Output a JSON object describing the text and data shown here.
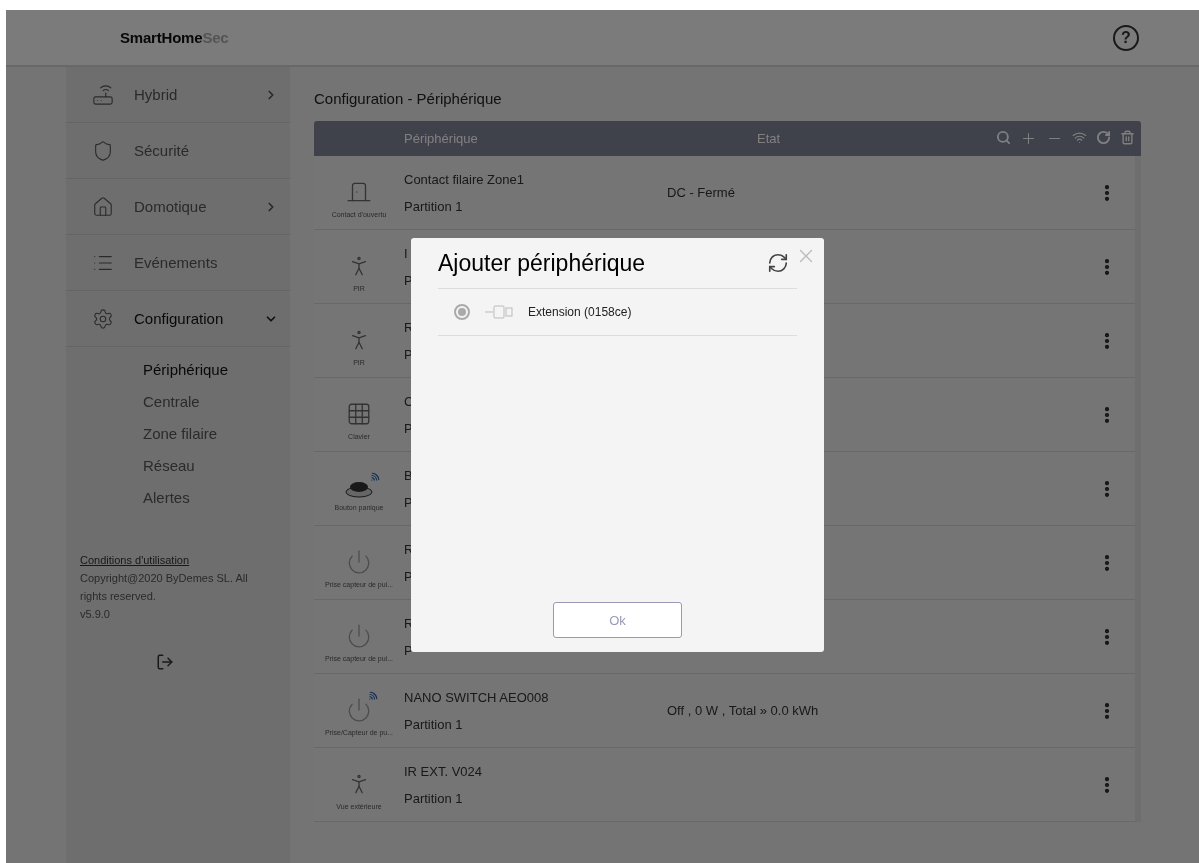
{
  "header": {
    "logo_main": "SmartHome",
    "logo_accent": "Sec",
    "help": "?"
  },
  "sidebar": {
    "items": [
      {
        "label": "Hybrid",
        "kind": "hybrid",
        "expandable": true,
        "expanded": false,
        "selected": false
      },
      {
        "label": "Sécurité",
        "kind": "shield",
        "expandable": false,
        "selected": false
      },
      {
        "label": "Domotique",
        "kind": "home",
        "expandable": true,
        "expanded": false,
        "selected": false
      },
      {
        "label": "Evénements",
        "kind": "list",
        "expandable": false,
        "selected": false
      },
      {
        "label": "Configuration",
        "kind": "gear",
        "expandable": true,
        "expanded": true,
        "selected": true
      }
    ],
    "subitems": [
      {
        "label": "Périphérique",
        "selected": true
      },
      {
        "label": "Centrale",
        "selected": false
      },
      {
        "label": "Zone filaire",
        "selected": false
      },
      {
        "label": "Réseau",
        "selected": false
      },
      {
        "label": "Alertes",
        "selected": false
      }
    ],
    "footer": {
      "terms_link": "Conditions d'utilisation",
      "copyright": "Copyright@2020 ByDemes SL. All rights reserved.",
      "version": "v5.9.0"
    }
  },
  "main": {
    "title": "Configuration - Périphérique",
    "table": {
      "columns": [
        "Périphérique",
        "Etat"
      ],
      "rows": [
        {
          "kind": "door",
          "type_label": "Contact d'ouvertu",
          "name": "Contact filaire Zone1",
          "partition": "Partition 1",
          "state": "DC - Fermé"
        },
        {
          "kind": "pir",
          "type_label": "PIR",
          "name": "I",
          "partition": "P"
        },
        {
          "kind": "pir",
          "type_label": "PIR",
          "name": "R",
          "partition": "P"
        },
        {
          "kind": "keypad",
          "type_label": "Clavier",
          "name": "C",
          "partition": "P"
        },
        {
          "kind": "panic",
          "type_label": "Bouton panique",
          "name": "B",
          "partition": "P"
        },
        {
          "kind": "plug",
          "type_label": "Prise capteur de pui...",
          "name": "R",
          "partition": "P"
        },
        {
          "kind": "plug",
          "type_label": "Prise capteur de pui...",
          "name": "R",
          "partition": "P"
        },
        {
          "kind": "plug-wireless",
          "type_label": "Prise/Capteur de pu...",
          "name": "NANO SWITCH AEO008",
          "partition": "Partition 1",
          "state": "Off , 0 W , Total » 0.0 kWh"
        },
        {
          "kind": "outdoor",
          "type_label": "Vue extérieure",
          "name": "IR EXT. V024",
          "partition": "Partition 1"
        }
      ]
    }
  },
  "dialog": {
    "title": "Ajouter périphérique",
    "items": [
      {
        "label": "Extension (0158ce)",
        "selected": true
      }
    ],
    "ok": "Ok"
  }
}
== == ==
Single out each line of the records above with the string "Configuration" in it, and copy it.

        "label": "Configuration",
    "title": "Configuration - Périphérique",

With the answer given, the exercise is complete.